-- START Data provided --

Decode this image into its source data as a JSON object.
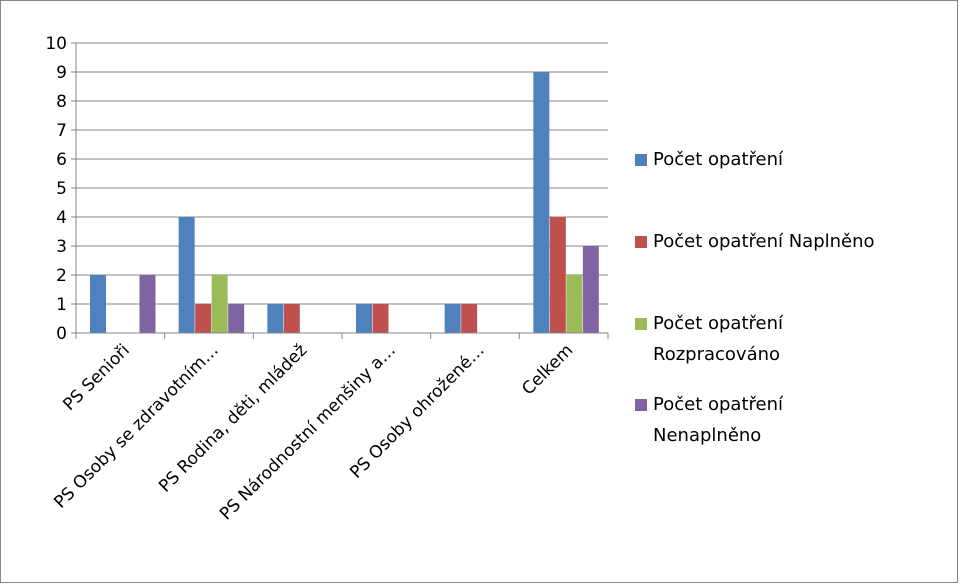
{
  "chart_data": {
    "type": "bar",
    "title": "",
    "xlabel": "",
    "ylabel": "",
    "ylim": [
      0,
      10
    ],
    "yticks": [
      0,
      1,
      2,
      3,
      4,
      5,
      6,
      7,
      8,
      9,
      10
    ],
    "grid": true,
    "legend_position": "right",
    "categories": [
      "PS Senioři",
      "PS Osoby se zdravotním…",
      "PS Rodina, děti, mládež",
      "PS Národnostní menšiny a…",
      "PS Osoby ohrožené…",
      "Celkem"
    ],
    "series": [
      {
        "name": "Počet opatření",
        "color": "#4F81BD",
        "values": [
          2,
          4,
          1,
          1,
          1,
          9
        ]
      },
      {
        "name": "Počet opatření Naplněno",
        "color": "#C0504D",
        "values": [
          0,
          1,
          1,
          1,
          1,
          4
        ]
      },
      {
        "name": "Počet opatření Rozpracováno",
        "color": "#9BBB59",
        "values": [
          0,
          2,
          0,
          0,
          0,
          2
        ]
      },
      {
        "name": "Počet opatření Nenaplněno",
        "color": "#8064A2",
        "values": [
          2,
          1,
          0,
          0,
          0,
          3
        ]
      }
    ]
  }
}
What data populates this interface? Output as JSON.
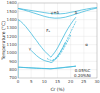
{
  "chart_data": {
    "type": "line",
    "xlabel": "Cr  (%)",
    "ylabel": "Temperature (°C)",
    "xlim": [
      0,
      30
    ],
    "ylim": [
      700,
      1600
    ],
    "xticks": [
      0,
      5,
      10,
      15,
      20,
      25,
      30
    ],
    "yticks": [
      700,
      800,
      900,
      1000,
      1100,
      1200,
      1300,
      1400,
      1500,
      1600
    ],
    "grid": true,
    "color": "#44bbdd",
    "series": [
      {
        "x": [
          0,
          2,
          4,
          6,
          8,
          10,
          12,
          14,
          16,
          18,
          20,
          22,
          24,
          26,
          28,
          30
        ],
        "values": [
          1535,
          1525,
          1515,
          1505,
          1495,
          1485,
          1475,
          1470,
          1470,
          1475,
          1488,
          1500,
          1515,
          1527,
          1538,
          1545
        ],
        "line_style": "solid"
      },
      {
        "x": [
          0,
          2,
          4,
          6,
          8,
          10,
          12,
          14,
          16,
          18,
          20,
          22,
          24,
          26,
          28,
          30
        ],
        "values": [
          1535,
          1518,
          1500,
          1480,
          1460,
          1440,
          1425,
          1418,
          1420,
          1430,
          1448,
          1468,
          1488,
          1508,
          1525,
          1540
        ],
        "line_style": "solid"
      },
      {
        "x": [
          0,
          1,
          2,
          3,
          4,
          5,
          6,
          7,
          8,
          9,
          10,
          11,
          12,
          12.5
        ],
        "values": [
          1400,
          1380,
          1350,
          1315,
          1275,
          1235,
          1190,
          1150,
          1105,
          1065,
          1025,
          995,
          965,
          950
        ],
        "line_style": "solid"
      },
      {
        "x": [
          12.5,
          13,
          14,
          15,
          16,
          17,
          18,
          19,
          20,
          21,
          22
        ],
        "values": [
          950,
          970,
          1010,
          1060,
          1120,
          1180,
          1240,
          1295,
          1345,
          1390,
          1430
        ],
        "line_style": "solid"
      },
      {
        "x": [
          0,
          1,
          2,
          3,
          4,
          5,
          6,
          7,
          8,
          9,
          10,
          11,
          12,
          12.5
        ],
        "values": [
          830,
          828,
          826,
          824,
          822,
          820,
          818,
          816,
          815,
          814,
          813,
          812,
          811,
          811
        ],
        "line_style": "solid"
      },
      {
        "x": [
          12.5,
          13,
          14,
          15,
          16,
          17,
          18,
          19,
          20,
          21,
          22
        ],
        "values": [
          811,
          812,
          814,
          817,
          820,
          823,
          827,
          830,
          834,
          838,
          842
        ],
        "line_style": "solid"
      },
      {
        "x": [
          5,
          6,
          7,
          8,
          9,
          10,
          11,
          11.8
        ],
        "values": [
          1030,
          1000,
          970,
          945,
          925,
          910,
          900,
          895
        ],
        "line_style": "solid"
      },
      {
        "x": [
          11.8,
          12.5,
          13,
          14,
          15,
          16,
          17,
          18
        ],
        "values": [
          895,
          885,
          890,
          920,
          960,
          1010,
          1065,
          1130
        ],
        "line_style": "solid"
      },
      {
        "x": [
          11,
          11.5,
          12,
          12.5,
          13,
          14,
          15,
          16,
          17,
          18,
          19,
          20
        ],
        "values": [
          935,
          925,
          918,
          912,
          910,
          920,
          945,
          985,
          1035,
          1090,
          1150,
          1215
        ],
        "line_style": "dashed"
      },
      {
        "x": [
          13,
          14,
          15,
          16,
          17,
          18,
          19,
          20,
          21,
          22
        ],
        "values": [
          910,
          930,
          960,
          1005,
          1060,
          1120,
          1185,
          1250,
          1315,
          1380
        ],
        "line_style": "dashed"
      },
      {
        "x": [
          0,
          0
        ],
        "values": [
          830,
          1400
        ],
        "line_style": "solid"
      },
      {
        "x": [
          0,
          0
        ],
        "values": [
          700,
          830
        ],
        "line_style": "solid"
      },
      {
        "x": [
          0,
          12.5
        ],
        "values": [
          830,
          811
        ],
        "line_style": "solid"
      },
      {
        "x": [
          12.5,
          22
        ],
        "values": [
          811,
          842
        ],
        "line_style": "solid"
      }
    ],
    "annotations": [
      {
        "text": "γ",
        "x": 4.5,
        "y": 1050
      },
      {
        "text": "γ+δ",
        "x": 14,
        "y": 1490
      },
      {
        "text": "δ",
        "x": 22,
        "y": 1490
      },
      {
        "text": "Fₑ",
        "x": 11.5,
        "y": 1270
      },
      {
        "text": "α",
        "x": 26,
        "y": 1100
      },
      {
        "text": "0.05%C",
        "x": 24.5,
        "y": 790
      },
      {
        "text": "0.20%Ni",
        "x": 24.5,
        "y": 770
      }
    ]
  }
}
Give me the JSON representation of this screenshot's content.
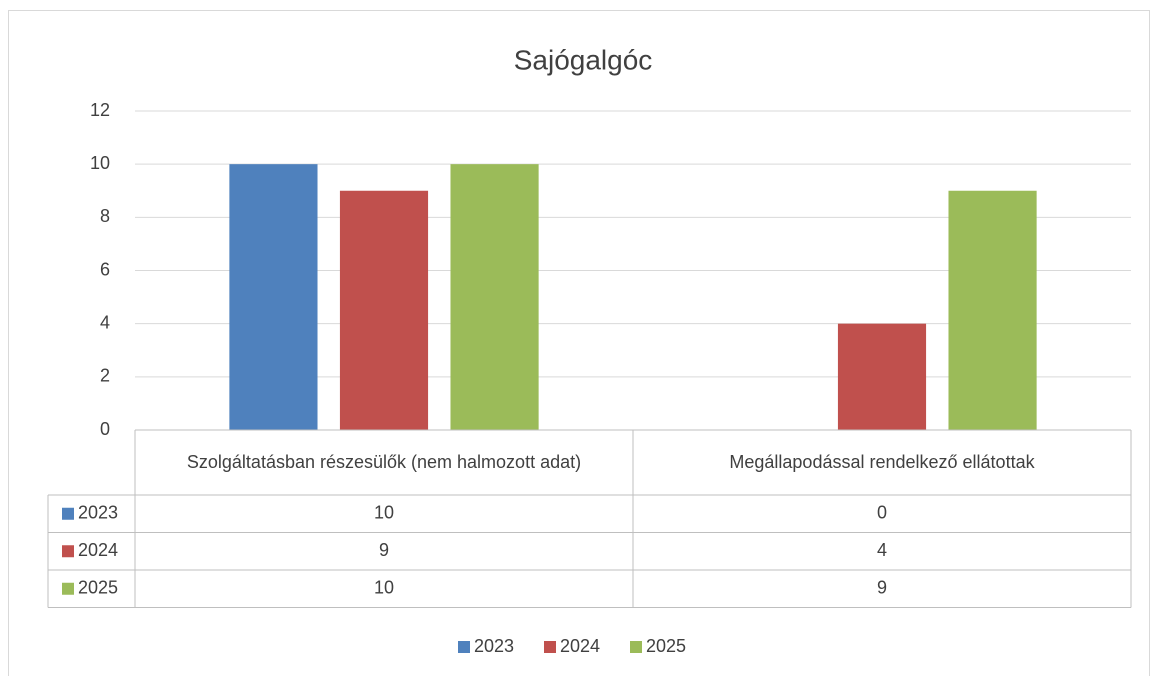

-- END Data provided --

■ **Stated problem**: Replicate the material above verbatim; images stay out of the copy.

■ **Solution to this task**:
Decode this image into its source data as a JSON object.
{
  "chart_data": {
    "type": "bar",
    "title": "",
    "xlabel": "",
    "ylabel": "",
    "ylim": [
      0,
      10
    ],
    "yticks": [
      0,
      1,
      2,
      3,
      4,
      5,
      6,
      7,
      8,
      9,
      10
    ],
    "grid": true,
    "legend_position": "right",
    "categories": [
      "PS Senioři",
      "PS Osoby se zdravotním…",
      "PS Rodina, děti, mládež",
      "PS Národnostní menšiny a…",
      "PS Osoby ohrožené…",
      "Celkem"
    ],
    "series": [
      {
        "name": "Počet opatření",
        "color": "#4F81BD",
        "values": [
          2,
          4,
          1,
          1,
          1,
          9
        ]
      },
      {
        "name": "Počet opatření Naplněno",
        "color": "#C0504D",
        "values": [
          0,
          1,
          1,
          1,
          1,
          4
        ]
      },
      {
        "name": "Počet opatření Rozpracováno",
        "color": "#9BBB59",
        "values": [
          0,
          2,
          0,
          0,
          0,
          2
        ]
      },
      {
        "name": "Počet opatření Nenaplněno",
        "color": "#8064A2",
        "values": [
          2,
          1,
          0,
          0,
          0,
          3
        ]
      }
    ]
  }
}
What data populates this interface? Output as JSON.
{
  "chart_data": {
    "type": "line",
    "xlabel": "Cr  (%)",
    "ylabel": "Temperature (°C)",
    "xlim": [
      0,
      30
    ],
    "ylim": [
      700,
      1600
    ],
    "xticks": [
      0,
      5,
      10,
      15,
      20,
      25,
      30
    ],
    "yticks": [
      700,
      800,
      900,
      1000,
      1100,
      1200,
      1300,
      1400,
      1500,
      1600
    ],
    "grid": true,
    "color": "#44bbdd",
    "series": [
      {
        "x": [
          0,
          2,
          4,
          6,
          8,
          10,
          12,
          14,
          16,
          18,
          20,
          22,
          24,
          26,
          28,
          30
        ],
        "values": [
          1535,
          1525,
          1515,
          1505,
          1495,
          1485,
          1475,
          1470,
          1470,
          1475,
          1488,
          1500,
          1515,
          1527,
          1538,
          1545
        ],
        "line_style": "solid"
      },
      {
        "x": [
          0,
          2,
          4,
          6,
          8,
          10,
          12,
          14,
          16,
          18,
          20,
          22,
          24,
          26,
          28,
          30
        ],
        "values": [
          1535,
          1518,
          1500,
          1480,
          1460,
          1440,
          1425,
          1418,
          1420,
          1430,
          1448,
          1468,
          1488,
          1508,
          1525,
          1540
        ],
        "line_style": "solid"
      },
      {
        "x": [
          0,
          1,
          2,
          3,
          4,
          5,
          6,
          7,
          8,
          9,
          10,
          11,
          12,
          12.5
        ],
        "values": [
          1400,
          1380,
          1350,
          1315,
          1275,
          1235,
          1190,
          1150,
          1105,
          1065,
          1025,
          995,
          965,
          950
        ],
        "line_style": "solid"
      },
      {
        "x": [
          12.5,
          13,
          14,
          15,
          16,
          17,
          18,
          19,
          20,
          21,
          22
        ],
        "values": [
          950,
          970,
          1010,
          1060,
          1120,
          1180,
          1240,
          1295,
          1345,
          1390,
          1430
        ],
        "line_style": "solid"
      },
      {
        "x": [
          0,
          1,
          2,
          3,
          4,
          5,
          6,
          7,
          8,
          9,
          10,
          11,
          12,
          12.5
        ],
        "values": [
          830,
          828,
          826,
          824,
          822,
          820,
          818,
          816,
          815,
          814,
          813,
          812,
          811,
          811
        ],
        "line_style": "solid"
      },
      {
        "x": [
          12.5,
          13,
          14,
          15,
          16,
          17,
          18,
          19,
          20,
          21,
          22
        ],
        "values": [
          811,
          812,
          814,
          817,
          820,
          823,
          827,
          830,
          834,
          838,
          842
        ],
        "line_style": "solid"
      },
      {
        "x": [
          5,
          6,
          7,
          8,
          9,
          10,
          11,
          11.8
        ],
        "values": [
          1030,
          1000,
          970,
          945,
          925,
          910,
          900,
          895
        ],
        "line_style": "solid"
      },
      {
        "x": [
          11.8,
          12.5,
          13,
          14,
          15,
          16,
          17,
          18
        ],
        "values": [
          895,
          885,
          890,
          920,
          960,
          1010,
          1065,
          1130
        ],
        "line_style": "solid"
      },
      {
        "x": [
          11,
          11.5,
          12,
          12.5,
          13,
          14,
          15,
          16,
          17,
          18,
          19,
          20
        ],
        "values": [
          935,
          925,
          918,
          912,
          910,
          920,
          945,
          985,
          1035,
          1090,
          1150,
          1215
        ],
        "line_style": "dashed"
      },
      {
        "x": [
          13,
          14,
          15,
          16,
          17,
          18,
          19,
          20,
          21,
          22
        ],
        "values": [
          910,
          930,
          960,
          1005,
          1060,
          1120,
          1185,
          1250,
          1315,
          1380
        ],
        "line_style": "dashed"
      },
      {
        "x": [
          0,
          0
        ],
        "values": [
          830,
          1400
        ],
        "line_style": "solid"
      },
      {
        "x": [
          0,
          0
        ],
        "values": [
          700,
          830
        ],
        "line_style": "solid"
      },
      {
        "x": [
          0,
          12.5
        ],
        "values": [
          830,
          811
        ],
        "line_style": "solid"
      },
      {
        "x": [
          12.5,
          22
        ],
        "values": [
          811,
          842
        ],
        "line_style": "solid"
      }
    ],
    "annotations": [
      {
        "text": "γ",
        "x": 4.5,
        "y": 1050
      },
      {
        "text": "γ+δ",
        "x": 14,
        "y": 1490
      },
      {
        "text": "δ",
        "x": 22,
        "y": 1490
      },
      {
        "text": "Fₑ",
        "x": 11.5,
        "y": 1270
      },
      {
        "text": "α",
        "x": 26,
        "y": 1100
      },
      {
        "text": "0.05%C",
        "x": 24.5,
        "y": 790
      },
      {
        "text": "0.20%Ni",
        "x": 24.5,
        "y": 770
      }
    ]
  }
}
Give me the JSON representation of this screenshot's content.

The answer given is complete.